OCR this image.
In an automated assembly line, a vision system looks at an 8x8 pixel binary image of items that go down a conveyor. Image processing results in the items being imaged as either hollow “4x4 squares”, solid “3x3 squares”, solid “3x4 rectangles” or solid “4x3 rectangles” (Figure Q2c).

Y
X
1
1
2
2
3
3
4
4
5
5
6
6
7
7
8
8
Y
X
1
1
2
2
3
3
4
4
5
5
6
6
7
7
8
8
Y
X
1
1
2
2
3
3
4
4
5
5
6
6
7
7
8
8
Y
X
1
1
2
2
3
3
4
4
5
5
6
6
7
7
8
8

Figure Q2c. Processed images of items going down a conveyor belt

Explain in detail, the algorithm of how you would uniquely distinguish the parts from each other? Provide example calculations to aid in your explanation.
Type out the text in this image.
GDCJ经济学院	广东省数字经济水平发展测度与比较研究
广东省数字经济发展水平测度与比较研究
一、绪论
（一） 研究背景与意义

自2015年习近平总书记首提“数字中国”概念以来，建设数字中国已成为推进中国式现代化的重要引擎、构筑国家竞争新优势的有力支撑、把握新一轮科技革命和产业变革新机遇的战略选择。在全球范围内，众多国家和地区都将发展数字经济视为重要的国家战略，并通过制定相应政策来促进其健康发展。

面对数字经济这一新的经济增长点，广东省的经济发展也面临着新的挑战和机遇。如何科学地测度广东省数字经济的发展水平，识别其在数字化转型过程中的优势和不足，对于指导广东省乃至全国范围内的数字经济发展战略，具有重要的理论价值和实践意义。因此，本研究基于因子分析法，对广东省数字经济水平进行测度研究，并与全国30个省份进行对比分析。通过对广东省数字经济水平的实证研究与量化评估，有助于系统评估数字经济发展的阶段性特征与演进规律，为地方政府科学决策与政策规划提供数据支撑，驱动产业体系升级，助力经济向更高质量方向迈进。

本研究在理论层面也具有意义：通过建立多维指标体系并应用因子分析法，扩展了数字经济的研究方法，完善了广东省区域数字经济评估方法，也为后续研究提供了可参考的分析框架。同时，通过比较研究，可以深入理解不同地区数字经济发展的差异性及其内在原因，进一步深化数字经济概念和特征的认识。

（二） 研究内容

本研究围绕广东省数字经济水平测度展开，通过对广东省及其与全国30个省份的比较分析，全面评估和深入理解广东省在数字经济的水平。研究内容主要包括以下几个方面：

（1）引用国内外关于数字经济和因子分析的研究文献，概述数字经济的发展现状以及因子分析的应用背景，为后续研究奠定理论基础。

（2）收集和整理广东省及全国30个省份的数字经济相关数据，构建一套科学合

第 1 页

|---|

Task prompt
Retype the listing above in full, with no alterations.

Result for this task
OCR this image.
In an automated assembly line, a vision system looks at an 8x8 pixel binary image of items that go down a conveyor. Image processing results in the items being imaged as either hollow “4x4 squares”, solid “3x3 squares”, solid “3x4 rectangles” or solid “4x3 rectangles” (Figure Q2c).

Y
X
1
1
2
2
3
3
4
4
5
5
6
6
7
7
8
8
Y
X
1
1
2
2
3
3
4
4
5
5
6
6
7
7
8
8
Y
X
1
1
2
2
3
3
4
4
5
5
6
6
7
7
8
8
Y
X
1
1
2
2
3
3
4
4
5
5
6
6
7
7
8
8

Figure Q2c. Processed images of items going down a conveyor belt

Explain in detail, the algorithm of how you would uniquely distinguish the parts from each other? Provide example calculations to aid in your explanation.
Type out the text in this image.
GDCJ经济学院	广东省数字经济水平发展测度与比较研究
广东省数字经济发展水平测度与比较研究
一、绪论
（一） 研究背景与意义

自2015年习近平总书记首提“数字中国”概念以来，建设数字中国已成为推进中国式现代化的重要引擎、构筑国家竞争新优势的有力支撑、把握新一轮科技革命和产业变革新机遇的战略选择。在全球范围内，众多国家和地区都将发展数字经济视为重要的国家战略，并通过制定相应政策来促进其健康发展。

面对数字经济这一新的经济增长点，广东省的经济发展也面临着新的挑战和机遇。如何科学地测度广东省数字经济的发展水平，识别其在数字化转型过程中的优势和不足，对于指导广东省乃至全国范围内的数字经济发展战略，具有重要的理论价值和实践意义。因此，本研究基于因子分析法，对广东省数字经济水平进行测度研究，并与全国30个省份进行对比分析。通过对广东省数字经济水平的实证研究与量化评估，有助于系统评估数字经济发展的阶段性特征与演进规律，为地方政府科学决策与政策规划提供数据支撑，驱动产业体系升级，助力经济向更高质量方向迈进。

本研究在理论层面也具有意义：通过建立多维指标体系并应用因子分析法，扩展了数字经济的研究方法，完善了广东省区域数字经济评估方法，也为后续研究提供了可参考的分析框架。同时，通过比较研究，可以深入理解不同地区数字经济发展的差异性及其内在原因，进一步深化数字经济概念和特征的认识。

（二） 研究内容

本研究围绕广东省数字经济水平测度展开，通过对广东省及其与全国30个省份的比较分析，全面评估和深入理解广东省在数字经济的水平。研究内容主要包括以下几个方面：

（1）引用国内外关于数字经济和因子分析的研究文献，概述数字经济的发展现状以及因子分析的应用背景，为后续研究奠定理论基础。

（2）收集和整理广东省及全国30个省份的数字经济相关数据，构建一套科学合

第 1 页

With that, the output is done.